> Your instructions: Could you write out the lines from the one containing "marker: [502, 269, 512, 280]" through the one containing "marker: [501, 325, 513, 337]", swapping "x-tick-label" for "x-axis-tick" and leaving everything else as it is?
[START OF Provided data]
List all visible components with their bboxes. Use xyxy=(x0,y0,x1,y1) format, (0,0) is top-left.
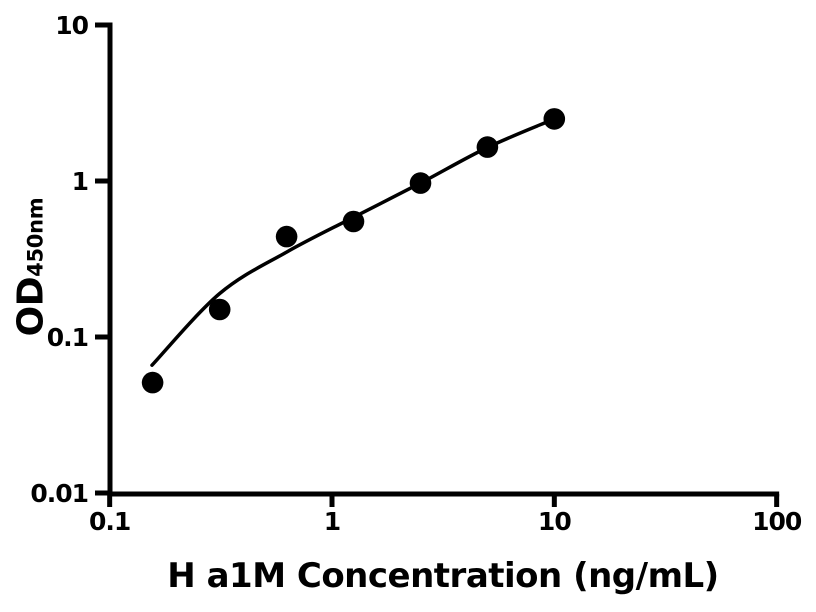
y-tick-label: 0.01 xyxy=(30,479,88,508)
y-axis-title: OD 450nm xyxy=(11,198,52,337)
data-point xyxy=(342,210,365,233)
data-point xyxy=(476,136,499,158)
data-point xyxy=(543,108,566,130)
data-point xyxy=(275,225,298,248)
data-point xyxy=(208,298,231,321)
data-point xyxy=(141,371,164,394)
y-tick-label: 1 xyxy=(72,167,88,196)
x-axis-title: H a1M Concentration (ng/mL) xyxy=(167,556,719,596)
x-tick-label: 1 xyxy=(324,507,340,536)
fit-curve-line xyxy=(150,117,557,367)
y-axis-title-subscript: 450nm xyxy=(23,197,48,277)
x-tick-label: 100 xyxy=(752,507,802,536)
y-axis-title-main: OD xyxy=(10,276,52,337)
x-tick-label: 0.1 xyxy=(89,507,130,536)
y-tick-label: 10 xyxy=(55,11,88,40)
y-tick-label: 0.1 xyxy=(47,323,88,352)
data-point xyxy=(409,172,432,194)
x-tick-label: 10 xyxy=(538,507,571,536)
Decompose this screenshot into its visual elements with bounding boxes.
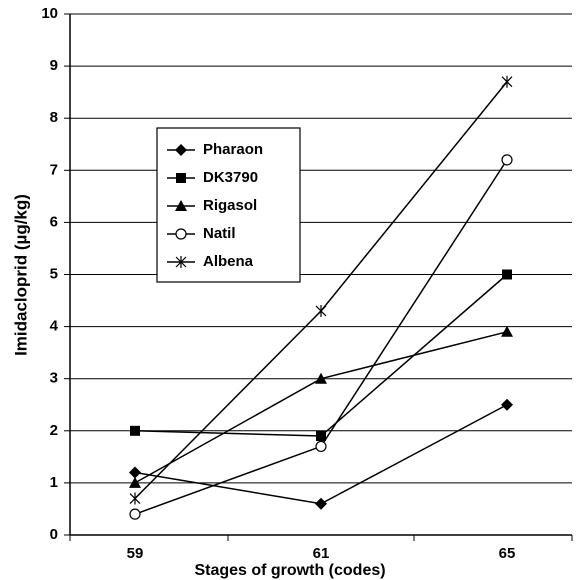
marker: [502, 269, 512, 280]
marker: [315, 372, 327, 384]
x-tick-label: 65: [499, 545, 516, 562]
y-tick-label: 0: [50, 526, 58, 543]
series-line: [134, 273, 508, 437]
y-tick-label: 2: [50, 422, 58, 439]
x-tick-label: 59: [127, 545, 144, 562]
marker: [315, 497, 327, 510]
marker: [176, 173, 186, 183]
legend-label: DK3790: [203, 169, 258, 186]
x-tick-label: 61: [313, 545, 330, 562]
marker: [501, 325, 513, 337]
marker: [129, 466, 141, 479]
legend-label: Pharaon: [203, 141, 263, 158]
marker: [501, 398, 513, 411]
marker: [175, 228, 187, 240]
x-axis-label: Stages of growth (codes): [194, 562, 385, 579]
marker: [315, 304, 327, 317]
y-tick-label: 3: [50, 370, 58, 387]
y-tick-label: 4: [50, 318, 59, 335]
marker: [175, 144, 187, 156]
marker: [129, 508, 141, 520]
y-tick-label: 10: [41, 5, 58, 22]
marker: [130, 425, 140, 436]
marker: [175, 200, 187, 211]
y-tick-label: 5: [50, 265, 58, 282]
y-tick-label: 8: [50, 109, 58, 126]
y-tick-label: 1: [50, 474, 58, 491]
marker: [175, 256, 187, 268]
y-tick-label: 9: [50, 57, 58, 74]
legend-label: Rigasol: [203, 197, 257, 214]
marker: [315, 440, 327, 453]
marker: [129, 492, 141, 505]
marker: [129, 476, 141, 488]
y-tick-label: 6: [50, 213, 58, 230]
series-line: [134, 331, 508, 484]
marker: [501, 154, 513, 166]
series-line: [134, 404, 508, 505]
y-tick-label: 7: [50, 161, 58, 178]
legend: Pharaon DK3790 Rigasol Natil Albena: [156, 127, 301, 283]
legend-label: Natil: [203, 225, 236, 242]
marker: [316, 431, 326, 442]
y-axis-label: Imidacloprid (µg/kg): [11, 194, 30, 356]
legend-label: Albena: [203, 253, 254, 270]
marker: [501, 75, 513, 88]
[END OF Provided data]
> Answer to this task:
marker: [502, 269, 512, 280]
marker: [315, 372, 327, 384]
x-axis-tick: 65: [499, 545, 516, 562]
y-tick-label: 0: [50, 526, 58, 543]
series-line: [134, 273, 508, 437]
y-tick-label: 2: [50, 422, 58, 439]
x-axis-tick: 59: [127, 545, 144, 562]
marker: [315, 497, 327, 510]
marker: [176, 173, 186, 183]
legend-label: DK3790: [203, 169, 258, 186]
x-axis-tick: 61: [313, 545, 330, 562]
marker: [501, 325, 513, 337]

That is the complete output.